In the listing below, count each line containing "elle" and answer with the count only.

'''

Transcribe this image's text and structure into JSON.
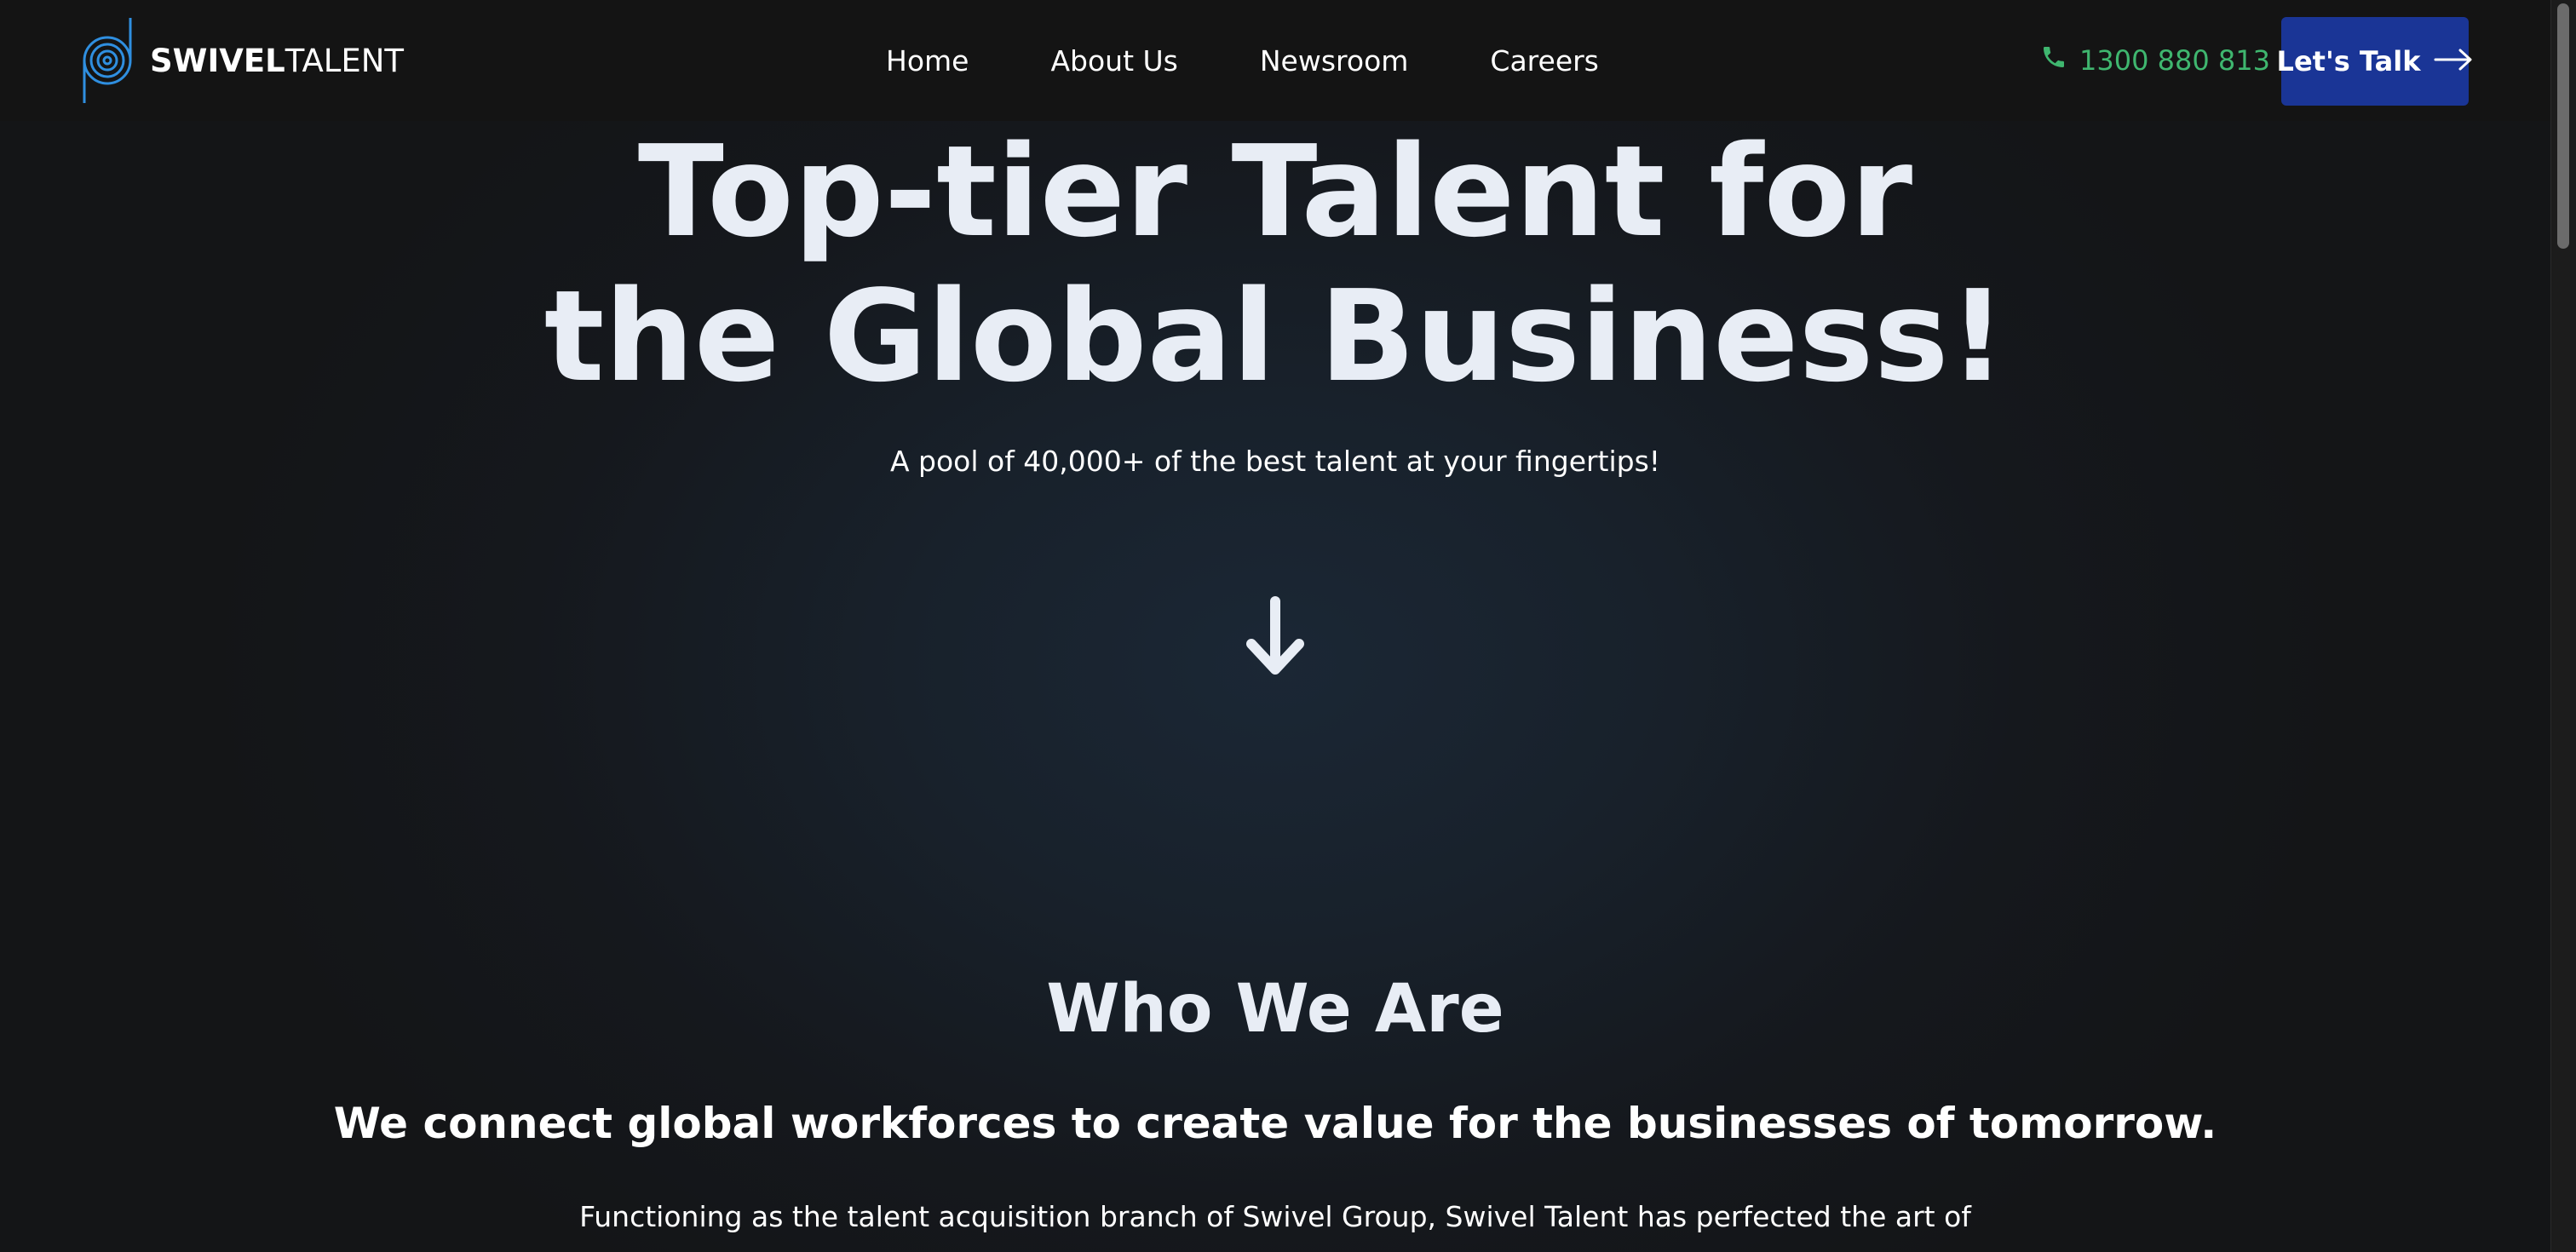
{
  "header": {
    "logo": {
      "brand_bold": "SWIVEL",
      "brand_light": "TALENT",
      "icon": "swivel-spiral-logo-icon"
    },
    "nav": [
      {
        "label": "Home"
      },
      {
        "label": "About Us"
      },
      {
        "label": "Newsroom"
      },
      {
        "label": "Careers"
      }
    ],
    "phone": {
      "icon": "phone-icon",
      "number": "1300 880 813"
    },
    "cta": {
      "label": "Let's Talk",
      "icon": "arrow-right-icon"
    }
  },
  "hero": {
    "title_line1": "Top-tier Talent for",
    "title_line2": "the Global Business!",
    "subtitle": "A pool of 40,000+ of the best talent at your fingertips!",
    "scroll_icon": "arrow-down-icon"
  },
  "who_we_are": {
    "title": "Who We Are",
    "lead": "We connect global workforces to create value for the businesses of tomorrow.",
    "body_line1": "Functioning as the talent acquisition branch of Swivel Group, Swivel Talent has perfected the art of"
  },
  "colors": {
    "header_bg": "#141414",
    "page_bg": "#141517",
    "accent_blue": "#1a3596",
    "phone_green": "#3fb66f",
    "heading_text": "#e8edf5",
    "logo_blue": "#2f8fe0"
  }
}
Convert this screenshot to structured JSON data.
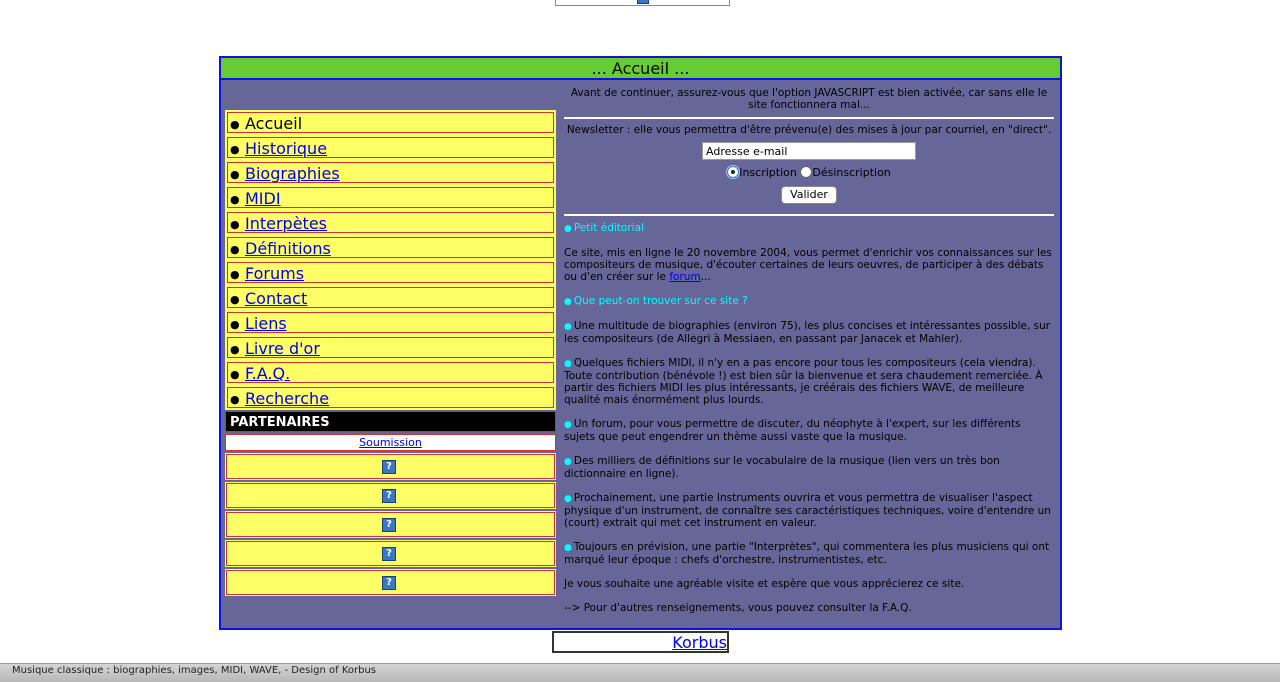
{
  "title": "... Accueil ...",
  "nav": {
    "items": [
      {
        "label": "Accueil",
        "current": true
      },
      {
        "label": "Historique"
      },
      {
        "label": "Biographies"
      },
      {
        "label": "MIDI"
      },
      {
        "label": "Interpètes"
      },
      {
        "label": "Définitions"
      },
      {
        "label": "Forums"
      },
      {
        "label": "Contact"
      },
      {
        "label": "Liens"
      },
      {
        "label": "Livre d'or"
      },
      {
        "label": "F.A.Q."
      },
      {
        "label": "Recherche"
      }
    ],
    "bullet": "●"
  },
  "partners": {
    "header": "PARTENAIRES",
    "submission": "Soumission",
    "slot_icon": "?",
    "slot_count": 5
  },
  "content": {
    "js_warning": "Avant de continuer, assurez-vous que l'option JAVASCRIPT est bien activée, car sans elle le site fonctionnera mal...",
    "newsletter_text": "Newsletter : elle vous permettra d'être prévenu(e) des mises à jour par courriel, en \"direct\".",
    "email_value": "Adresse e-mail",
    "radio_subscribe": "Inscription",
    "radio_unsubscribe": "Désinscription",
    "submit_label": "Valider",
    "editorial_title": "Petit éditorial",
    "intro_before_link": "Ce site, mis en ligne le 20 novembre 2004, vous permet d'enrichir vos connaissances sur les compositeurs de musique, d'écouter certaines de leurs oeuvres, de participer à des débats ou d'en créer sur le ",
    "intro_link": "forum",
    "intro_after_link": "...",
    "what_title": "Que peut-on trouver sur ce site ?",
    "bullets": [
      "Une multitude de biographies (environ 75), les plus concises et intéressantes possible, sur les compositeurs (de Allegri à Messiaen, en passant par Janacek et Mahler).",
      "Quelques fichiers MIDI, il n'y en a pas encore pour tous les compositeurs (cela viendra). Toute contribution (bénévole !) est bien sûr la bienvenue et sera chaudement remerciée. À partir des fichiers MIDI les plus intéressants, je créérais des fichiers WAVE, de meilleure qualité mais énormément plus lourds.",
      "Un forum, pour vous permettre de discuter, du néophyte à l'expert, sur les différents sujets que peut engendrer un thème aussi vaste que la musique.",
      "Des milliers de définitions sur le vocabulaire de la musique (lien vers un très bon dictionnaire en ligne).",
      "Prochainement, une partie Instruments ouvrira et vous permettra de visualiser l'aspect physique d'un instrument, de connaître ses caractéristiques techniques, voire d'entendre un (court) extrait qui met cet instrument en valeur.",
      "Toujours en prévision, une partie \"Interprètes\", qui commentera les plus musiciens qui ont marqué leur époque : chefs d'orchestre, instrumentistes, etc."
    ],
    "closing": "Je vous souhaite une agréable visite et espère que vous apprécierez ce site.",
    "faq_note": "--> Pour d'autres renseignements, vous pouvez consulter la F.A.Q."
  },
  "footer_link": "Korbus",
  "status_bar": "Musique classique : biographies, images, MIDI, WAVE,  - Design of Korbus",
  "colors": {
    "title_bar": "#66cc33",
    "content_bg": "#666699",
    "nav_bg": "#ffff66",
    "accent": "#00ffff",
    "border": "#1010e0"
  }
}
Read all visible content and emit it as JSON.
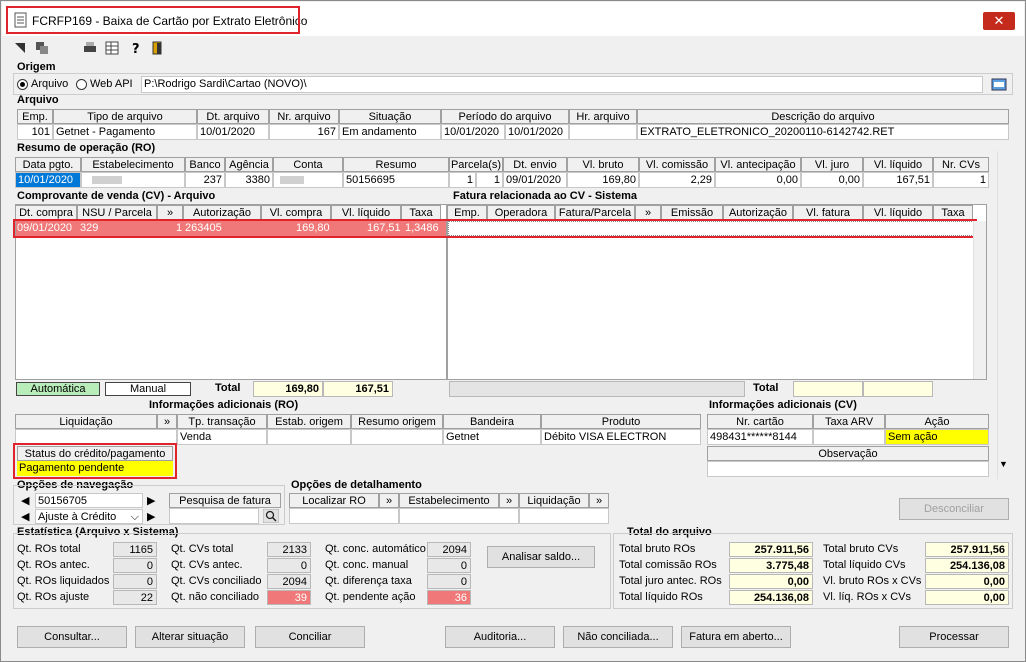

'''

> **Answer to the task**: 2